## start RECORDS

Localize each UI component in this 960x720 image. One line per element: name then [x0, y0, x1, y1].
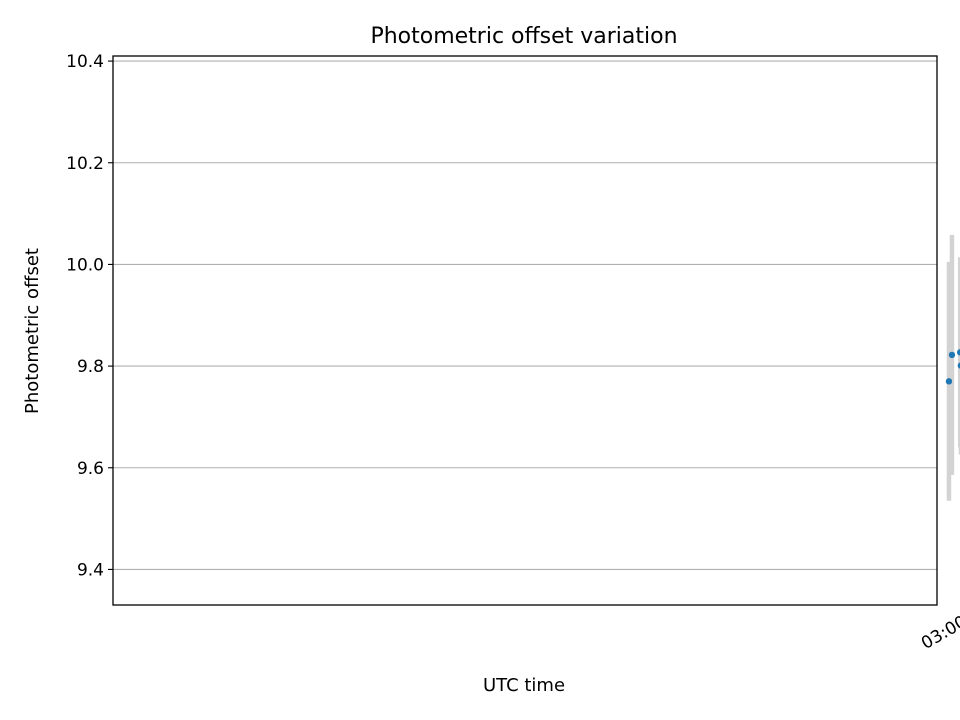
plot-frame [112, 55, 938, 606]
y-tick-label: 9.8 [77, 357, 104, 377]
y-tick-label: 10.2 [66, 154, 104, 174]
data-point [948, 351, 956, 359]
y-tick-label: 10.0 [66, 255, 104, 275]
y-axis-label: Photometric offset [22, 248, 43, 414]
data-point [956, 349, 960, 356]
data-point [945, 378, 953, 385]
data-point [957, 362, 960, 369]
y-tick-label: 9.4 [77, 560, 104, 580]
x-axis-label: UTC time [483, 675, 565, 696]
y-axis-ticks: 9.4 9.6 9.8 10.0 10.2 10.4 [66, 52, 113, 580]
y-tick-label: 9.6 [77, 459, 104, 479]
grid-lines [113, 60, 937, 570]
data-points [945, 349, 960, 385]
chart-title: Photometric offset variation [370, 24, 677, 49]
y-tick-label: 10.4 [66, 52, 104, 72]
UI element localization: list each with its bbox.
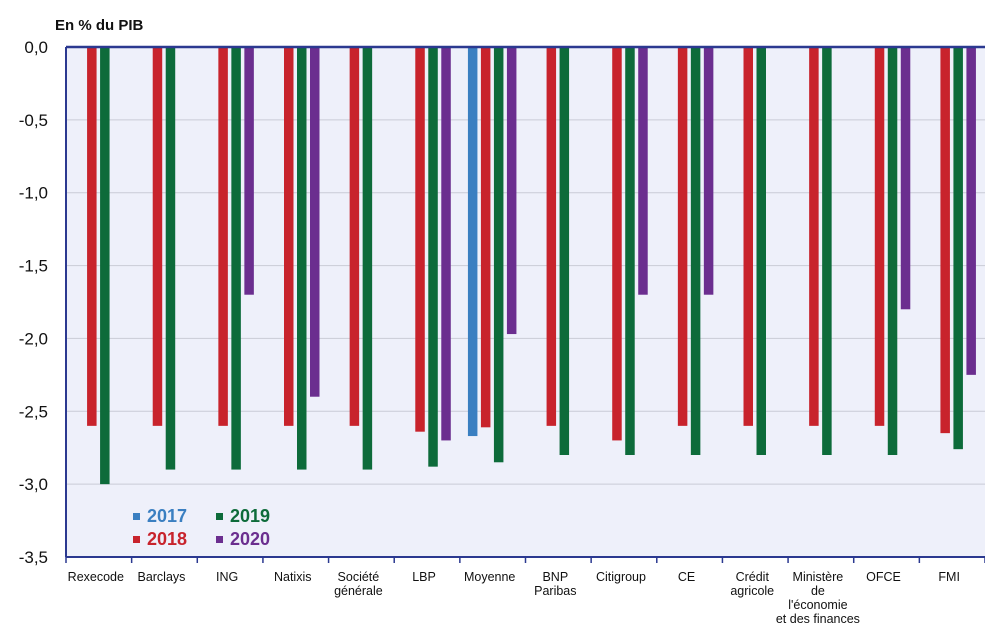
plot-area [66,47,985,557]
legend-label-2018: 2018 [147,529,187,549]
category-label: CE [678,570,695,584]
legend-label-2020: 2020 [230,529,270,549]
bar-2020 [966,47,976,375]
legend-swatch-2019 [216,513,223,520]
legend-label-2019: 2019 [230,506,270,526]
bars [87,47,976,485]
bar-2019 [822,47,832,455]
legend-swatch-2018 [133,536,140,543]
category-label: Citigroup [596,570,646,584]
bar-2018 [218,47,228,426]
y-axis-label: En % du PIB [55,17,144,34]
bar-2018 [809,47,819,426]
bar-2019 [953,47,963,450]
bar-2018 [743,47,753,426]
category-label: FMI [938,570,960,584]
y-tick-label: -1,5 [19,257,48,276]
legend: 2017 2019 2018 2020 [133,506,270,549]
bar-2019 [690,47,701,455]
bar-2018 [152,47,163,426]
bar-2018 [480,47,491,428]
bar-2018 [87,47,97,426]
bar-2018 [546,47,557,426]
bar-2018 [415,47,425,432]
bar-2020 [441,47,451,441]
bar-2019 [559,47,570,455]
y-tick-label: 0,0 [24,38,48,57]
legend-label-2017: 2017 [147,506,187,526]
category-label: Moyenne [464,570,515,584]
y-tick-labels: 0,0 -0,5 -1,0 -1,5 -2,0 -2,5 -3,0 -3,5 [19,38,48,567]
category-label: Ministère de l'économie et des finances [776,570,860,624]
y-tick-label: -0,5 [19,111,48,130]
category-label: Natixis [274,570,312,584]
bar-2017 [467,47,478,437]
category-label: LBP [412,570,436,584]
bar-2019 [493,47,504,463]
category-label: BNP Paribas [534,570,576,598]
category-labels: Rexecode Barclays ING Natixis Société général… [68,570,960,624]
y-tick-label: -2,5 [19,402,48,421]
bar-2018 [940,47,950,434]
bar-2018 [612,47,622,441]
bar-2020 [638,47,648,295]
bar-2018 [874,47,885,426]
bar-2019 [625,47,635,455]
category-label: OFCE [866,570,901,584]
bar-2020 [900,47,911,310]
category-label: Rexecode [68,570,124,584]
y-tick-label: -3,5 [19,548,48,567]
bar-2020 [703,47,714,295]
bar-2019 [887,47,898,455]
legend-swatch-2020 [216,536,223,543]
bar-2018 [677,47,688,426]
bar-2020 [506,47,517,335]
y-tick-label: -3,0 [19,475,48,494]
category-label: ING [216,570,238,584]
category-label: Crédit agricole [730,570,774,598]
bar-2018 [349,47,360,426]
bar-2018 [284,47,294,426]
legend-swatch-2017 [133,513,140,520]
bar-2019 [231,47,241,470]
y-tick-label: -1,0 [19,184,48,203]
bar-2019 [165,47,176,470]
bar-2020 [244,47,254,295]
y-tick-label: -2,0 [19,329,48,348]
bar-2019 [428,47,438,467]
axes [65,45,985,563]
bar-2019 [100,47,110,485]
bar-2019 [297,47,307,470]
bar-2019 [362,47,373,470]
bar-2020 [310,47,320,397]
category-label: Société générale [334,570,383,598]
category-label: Barclays [137,570,185,584]
bar-2019 [756,47,766,455]
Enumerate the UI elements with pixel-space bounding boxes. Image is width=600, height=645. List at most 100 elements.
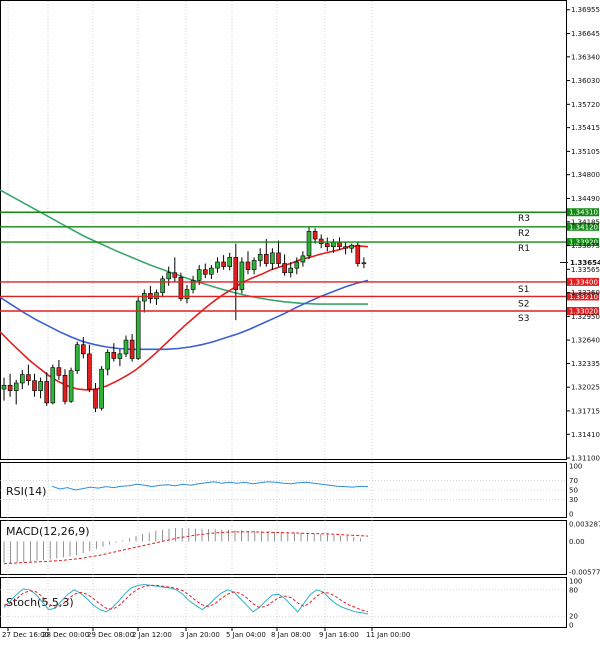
candle-body-down	[172, 272, 178, 278]
candle-body-down	[245, 261, 251, 270]
candle	[215, 257, 220, 273]
candle	[117, 349, 123, 367]
price-tick-label: 1.36645	[571, 30, 600, 38]
candle-body-up	[361, 262, 367, 265]
candle	[26, 364, 31, 386]
candle	[288, 262, 294, 278]
candle	[251, 257, 257, 275]
macd-panel: MACD(12,26,9) 0.003287 0.00 -0.005772	[3, 521, 600, 577]
candle-body-down	[178, 277, 184, 300]
candle-body-down	[221, 261, 226, 267]
candle-body-up	[13, 382, 19, 391]
candle	[81, 337, 86, 359]
candle	[50, 364, 56, 405]
macd-tick-label: -0.005772	[569, 569, 600, 577]
price-tick-label: 1.35720	[571, 101, 600, 109]
stoch-tick-label: 100	[569, 578, 582, 586]
price-tick-label: 1.33565	[571, 266, 600, 274]
candle-body-down	[129, 339, 135, 359]
level-price-label-s2: 1.33210	[569, 293, 598, 301]
level-price-label-r2: 1.34120	[569, 223, 598, 231]
time-tick-label: 28 Dec 00:00	[42, 631, 89, 639]
candle-body-down	[203, 269, 208, 275]
candle	[142, 289, 147, 313]
price-tick-label: 1.31410	[571, 431, 600, 439]
candle	[221, 255, 226, 270]
candle-body-down	[56, 367, 62, 376]
candle-body-up	[154, 292, 159, 300]
level-name-r2: R2	[518, 229, 530, 239]
level-name-s3: S3	[518, 314, 529, 324]
candle	[129, 333, 135, 362]
candle-body-up	[294, 261, 300, 269]
candle-body-down	[318, 238, 324, 244]
candle-body-down	[355, 244, 361, 264]
candle-body-down	[282, 263, 287, 274]
candle-body-down	[263, 254, 269, 264]
price-tick-label: 1.35415	[571, 124, 600, 132]
candle	[38, 377, 43, 399]
time-tick-label: 3 Jan 20:00	[180, 631, 220, 639]
candle	[245, 251, 251, 275]
candle	[263, 239, 269, 267]
candle	[93, 382, 98, 413]
level-price-label-s1: 1.33400	[569, 278, 598, 286]
candle-body-up	[215, 261, 220, 269]
time-tick-label: 8 Jan 08:00	[271, 631, 311, 639]
candle-body-up	[239, 261, 245, 290]
candle	[239, 257, 245, 294]
candle	[318, 234, 324, 249]
candle-body-up	[1, 384, 7, 390]
candle-body-down	[32, 380, 37, 391]
candle-body-up	[270, 252, 275, 264]
candle-body-down	[343, 246, 348, 249]
candle-body-down	[111, 352, 117, 359]
candle	[300, 251, 306, 267]
candle	[227, 252, 232, 271]
candle	[282, 254, 287, 276]
candle	[209, 265, 214, 279]
price-tick-label: 1.34800	[571, 171, 600, 179]
price-tick-label: 1.32950	[571, 313, 600, 321]
level-price-label-r3: 1.34310	[569, 209, 598, 217]
candle-body-down	[44, 381, 50, 404]
candle	[276, 240, 281, 267]
rsi-tick-label: 30	[569, 496, 578, 504]
ma-blue-line	[0, 279, 369, 351]
candle-body-down	[81, 344, 86, 355]
rsi-tick-label: 0	[569, 511, 573, 519]
rsi-tick-label: 50	[569, 487, 578, 495]
candle	[87, 344, 92, 393]
macd-label: MACD(12,26,9)	[6, 525, 90, 538]
candle-body-up	[306, 231, 312, 257]
macd-tick-label: 0.00	[569, 538, 585, 546]
candle	[32, 373, 37, 397]
level-name-s2: S2	[518, 299, 529, 309]
time-tick-label: 2 Jan 12:00	[132, 631, 172, 639]
candle-body-down	[7, 384, 13, 391]
macd-tick-label: 0.003287	[569, 521, 600, 529]
level-name-r1: R1	[518, 244, 530, 254]
candle-body-up	[38, 381, 43, 391]
candle-body-up	[251, 260, 257, 270]
candle-body-up	[184, 289, 190, 300]
stoch-tick-label: 0	[569, 622, 573, 630]
macd-signal-line	[3, 531, 369, 565]
rsi-label: RSI(14)	[6, 485, 46, 498]
stoch-tick-label: 20	[569, 613, 578, 621]
rsi-tick-label: 100	[569, 463, 582, 471]
candle	[74, 341, 80, 374]
candle-body-up	[160, 278, 165, 293]
candle	[56, 360, 62, 380]
stoch-k-line	[3, 583, 369, 615]
candle-body-down	[312, 231, 318, 240]
level-price-tag-r3	[567, 208, 599, 217]
price-tick-label: 1.33875	[571, 242, 600, 250]
candle	[190, 275, 196, 294]
candle-body-up	[142, 293, 147, 302]
macd-pane-frame	[0, 520, 567, 575]
time-tick-label: 29 Dec 08:00	[87, 631, 134, 639]
level-price-tag-s1	[567, 277, 599, 286]
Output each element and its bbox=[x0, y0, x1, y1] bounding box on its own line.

## end RECORDS

_BRIEF_:
Reproduce the lines of the items word for word, starting at the beginning of the items and ending at the line that contains "UI element localization: list", with both ends included. Leave the pictures out.

_TASK OUTPUT_:
Localize each UI component in this 960x720 image. One line per element: name then [x0, y0, x1, y1].
plot-frame [112, 55, 938, 606]
y-tick-label: 9.8 [77, 357, 104, 377]
y-tick-label: 10.2 [66, 154, 104, 174]
data-point [948, 351, 956, 359]
y-tick-label: 10.0 [66, 255, 104, 275]
y-axis-label: Photometric offset [22, 248, 43, 414]
data-point [956, 349, 960, 356]
data-point [945, 378, 953, 385]
data-point [957, 362, 960, 369]
y-tick-label: 9.4 [77, 560, 104, 580]
x-axis-label: UTC time [483, 675, 565, 696]
y-axis-ticks: 9.4 9.6 9.8 10.0 10.2 10.4 [66, 52, 113, 580]
y-tick-label: 9.6 [77, 459, 104, 479]
grid-lines [113, 60, 937, 570]
data-points [945, 349, 960, 385]
chart-title: Photometric offset variation [370, 24, 677, 49]
y-tick-label: 10.4 [66, 52, 104, 72]
UI element localization: list each with its bbox.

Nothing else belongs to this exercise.